- _Rows from a figure dataset_:
━━━

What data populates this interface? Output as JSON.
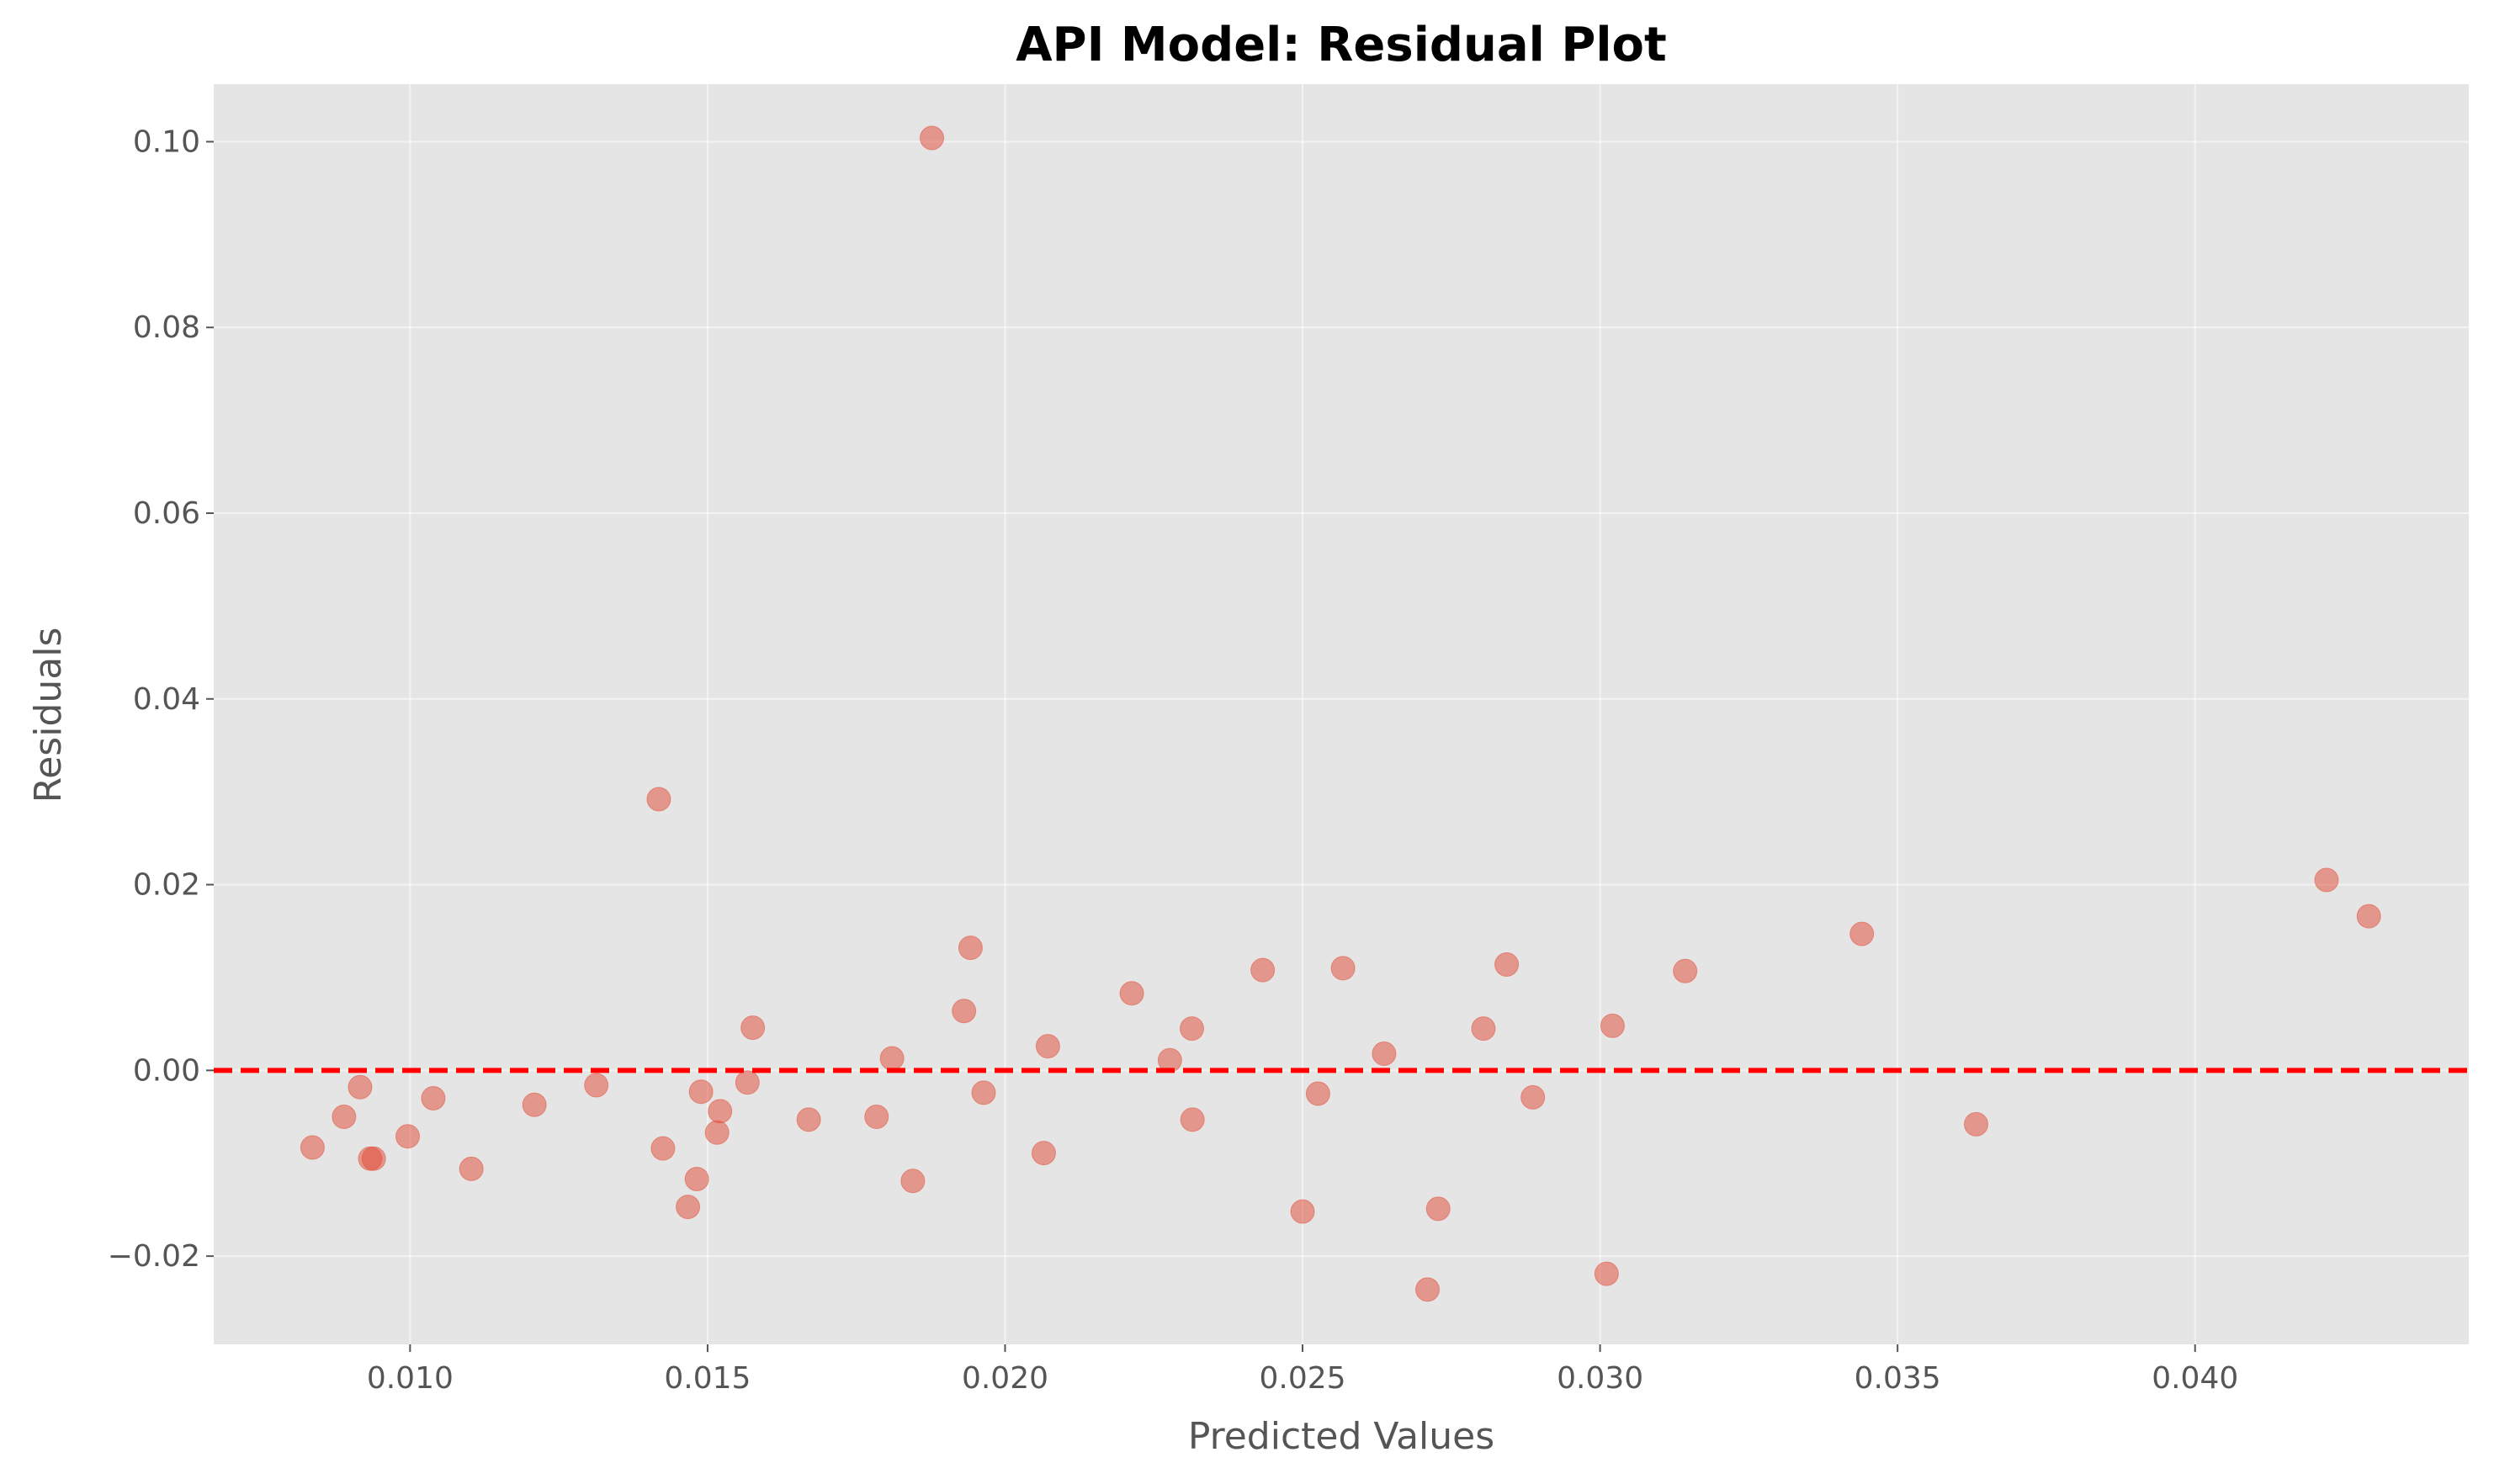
{
  "chart_data": {
    "type": "scatter",
    "title": "API Model: Residual Plot",
    "xlabel": "Predicted Values",
    "ylabel": "Residuals",
    "xlim": [
      0.0067,
      0.0446
    ],
    "ylim": [
      -0.0295,
      0.1062
    ],
    "x_ticks": [
      {
        "value": 0.01,
        "label": "0.010"
      },
      {
        "value": 0.015,
        "label": "0.015"
      },
      {
        "value": 0.02,
        "label": "0.020"
      },
      {
        "value": 0.025,
        "label": "0.025"
      },
      {
        "value": 0.03,
        "label": "0.030"
      },
      {
        "value": 0.035,
        "label": "0.035"
      },
      {
        "value": 0.04,
        "label": "0.040"
      }
    ],
    "y_ticks": [
      {
        "value": -0.02,
        "label": "−0.02"
      },
      {
        "value": 0.0,
        "label": "0.00"
      },
      {
        "value": 0.02,
        "label": "0.02"
      },
      {
        "value": 0.04,
        "label": "0.04"
      },
      {
        "value": 0.06,
        "label": "0.06"
      },
      {
        "value": 0.08,
        "label": "0.08"
      },
      {
        "value": 0.1,
        "label": "0.10"
      }
    ],
    "grid": true,
    "background_color": "#e5e5e5",
    "point_color": "#e24a33",
    "point_alpha": 0.5,
    "reference_line": {
      "y": 0.0,
      "style": "dashed",
      "color": "#ff0000"
    },
    "points": [
      {
        "x": 0.00836,
        "y": -0.0083
      },
      {
        "x": 0.00889,
        "y": -0.005
      },
      {
        "x": 0.00916,
        "y": -0.0018
      },
      {
        "x": 0.00933,
        "y": -0.0095
      },
      {
        "x": 0.00939,
        "y": -0.0095
      },
      {
        "x": 0.00996,
        "y": -0.0071
      },
      {
        "x": 0.01039,
        "y": -0.003
      },
      {
        "x": 0.01103,
        "y": -0.0106
      },
      {
        "x": 0.01209,
        "y": -0.0037
      },
      {
        "x": 0.01313,
        "y": -0.0016
      },
      {
        "x": 0.01418,
        "y": 0.0292
      },
      {
        "x": 0.01425,
        "y": -0.0084
      },
      {
        "x": 0.01467,
        "y": -0.0147
      },
      {
        "x": 0.01482,
        "y": -0.0117
      },
      {
        "x": 0.01489,
        "y": -0.0023
      },
      {
        "x": 0.01516,
        "y": -0.0067
      },
      {
        "x": 0.01521,
        "y": -0.0044
      },
      {
        "x": 0.01567,
        "y": -0.0013
      },
      {
        "x": 0.01576,
        "y": 0.0046
      },
      {
        "x": 0.0167,
        "y": -0.0053
      },
      {
        "x": 0.01784,
        "y": -0.005
      },
      {
        "x": 0.0181,
        "y": 0.0013
      },
      {
        "x": 0.01845,
        "y": -0.0119
      },
      {
        "x": 0.01877,
        "y": 0.1004
      },
      {
        "x": 0.01931,
        "y": 0.0064
      },
      {
        "x": 0.01942,
        "y": 0.0132
      },
      {
        "x": 0.01964,
        "y": -0.0024
      },
      {
        "x": 0.02065,
        "y": -0.0089
      },
      {
        "x": 0.02072,
        "y": 0.0026
      },
      {
        "x": 0.02213,
        "y": 0.0083
      },
      {
        "x": 0.02277,
        "y": 0.0011
      },
      {
        "x": 0.02314,
        "y": 0.0045
      },
      {
        "x": 0.02315,
        "y": -0.0053
      },
      {
        "x": 0.02433,
        "y": 0.0108
      },
      {
        "x": 0.025,
        "y": -0.0152
      },
      {
        "x": 0.02526,
        "y": -0.0025
      },
      {
        "x": 0.02568,
        "y": 0.011
      },
      {
        "x": 0.02637,
        "y": 0.0018
      },
      {
        "x": 0.0271,
        "y": -0.0236
      },
      {
        "x": 0.02728,
        "y": -0.0149
      },
      {
        "x": 0.02804,
        "y": 0.0045
      },
      {
        "x": 0.02843,
        "y": 0.0114
      },
      {
        "x": 0.02887,
        "y": -0.0029
      },
      {
        "x": 0.03011,
        "y": -0.0219
      },
      {
        "x": 0.03021,
        "y": 0.0048
      },
      {
        "x": 0.03143,
        "y": 0.0107
      },
      {
        "x": 0.0344,
        "y": 0.0147
      },
      {
        "x": 0.03632,
        "y": -0.0058
      },
      {
        "x": 0.04221,
        "y": 0.0205
      },
      {
        "x": 0.04292,
        "y": 0.0166
      }
    ]
  }
}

━━━

- _Problem description_: All preceding records should be duplicated verbatim, images excepted.

- _Full response_:
What data populates this interface? Output as JSON.
{
  "chart_data": {
    "type": "scatter",
    "title": "API Model: Residual Plot",
    "xlabel": "Predicted Values",
    "ylabel": "Residuals",
    "xlim": [
      0.0067,
      0.0446
    ],
    "ylim": [
      -0.0295,
      0.1062
    ],
    "x_ticks": [
      {
        "value": 0.01,
        "label": "0.010"
      },
      {
        "value": 0.015,
        "label": "0.015"
      },
      {
        "value": 0.02,
        "label": "0.020"
      },
      {
        "value": 0.025,
        "label": "0.025"
      },
      {
        "value": 0.03,
        "label": "0.030"
      },
      {
        "value": 0.035,
        "label": "0.035"
      },
      {
        "value": 0.04,
        "label": "0.040"
      }
    ],
    "y_ticks": [
      {
        "value": -0.02,
        "label": "−0.02"
      },
      {
        "value": 0.0,
        "label": "0.00"
      },
      {
        "value": 0.02,
        "label": "0.02"
      },
      {
        "value": 0.04,
        "label": "0.04"
      },
      {
        "value": 0.06,
        "label": "0.06"
      },
      {
        "value": 0.08,
        "label": "0.08"
      },
      {
        "value": 0.1,
        "label": "0.10"
      }
    ],
    "grid": true,
    "background_color": "#e5e5e5",
    "point_color": "#e24a33",
    "point_alpha": 0.5,
    "reference_line": {
      "y": 0.0,
      "style": "dashed",
      "color": "#ff0000"
    },
    "points": [
      {
        "x": 0.00836,
        "y": -0.0083
      },
      {
        "x": 0.00889,
        "y": -0.005
      },
      {
        "x": 0.00916,
        "y": -0.0018
      },
      {
        "x": 0.00933,
        "y": -0.0095
      },
      {
        "x": 0.00939,
        "y": -0.0095
      },
      {
        "x": 0.00996,
        "y": -0.0071
      },
      {
        "x": 0.01039,
        "y": -0.003
      },
      {
        "x": 0.01103,
        "y": -0.0106
      },
      {
        "x": 0.01209,
        "y": -0.0037
      },
      {
        "x": 0.01313,
        "y": -0.0016
      },
      {
        "x": 0.01418,
        "y": 0.0292
      },
      {
        "x": 0.01425,
        "y": -0.0084
      },
      {
        "x": 0.01467,
        "y": -0.0147
      },
      {
        "x": 0.01482,
        "y": -0.0117
      },
      {
        "x": 0.01489,
        "y": -0.0023
      },
      {
        "x": 0.01516,
        "y": -0.0067
      },
      {
        "x": 0.01521,
        "y": -0.0044
      },
      {
        "x": 0.01567,
        "y": -0.0013
      },
      {
        "x": 0.01576,
        "y": 0.0046
      },
      {
        "x": 0.0167,
        "y": -0.0053
      },
      {
        "x": 0.01784,
        "y": -0.005
      },
      {
        "x": 0.0181,
        "y": 0.0013
      },
      {
        "x": 0.01845,
        "y": -0.0119
      },
      {
        "x": 0.01877,
        "y": 0.1004
      },
      {
        "x": 0.01931,
        "y": 0.0064
      },
      {
        "x": 0.01942,
        "y": 0.0132
      },
      {
        "x": 0.01964,
        "y": -0.0024
      },
      {
        "x": 0.02065,
        "y": -0.0089
      },
      {
        "x": 0.02072,
        "y": 0.0026
      },
      {
        "x": 0.02213,
        "y": 0.0083
      },
      {
        "x": 0.02277,
        "y": 0.0011
      },
      {
        "x": 0.02314,
        "y": 0.0045
      },
      {
        "x": 0.02315,
        "y": -0.0053
      },
      {
        "x": 0.02433,
        "y": 0.0108
      },
      {
        "x": 0.025,
        "y": -0.0152
      },
      {
        "x": 0.02526,
        "y": -0.0025
      },
      {
        "x": 0.02568,
        "y": 0.011
      },
      {
        "x": 0.02637,
        "y": 0.0018
      },
      {
        "x": 0.0271,
        "y": -0.0236
      },
      {
        "x": 0.02728,
        "y": -0.0149
      },
      {
        "x": 0.02804,
        "y": 0.0045
      },
      {
        "x": 0.02843,
        "y": 0.0114
      },
      {
        "x": 0.02887,
        "y": -0.0029
      },
      {
        "x": 0.03011,
        "y": -0.0219
      },
      {
        "x": 0.03021,
        "y": 0.0048
      },
      {
        "x": 0.03143,
        "y": 0.0107
      },
      {
        "x": 0.0344,
        "y": 0.0147
      },
      {
        "x": 0.03632,
        "y": -0.0058
      },
      {
        "x": 0.04221,
        "y": 0.0205
      },
      {
        "x": 0.04292,
        "y": 0.0166
      }
    ]
  }
}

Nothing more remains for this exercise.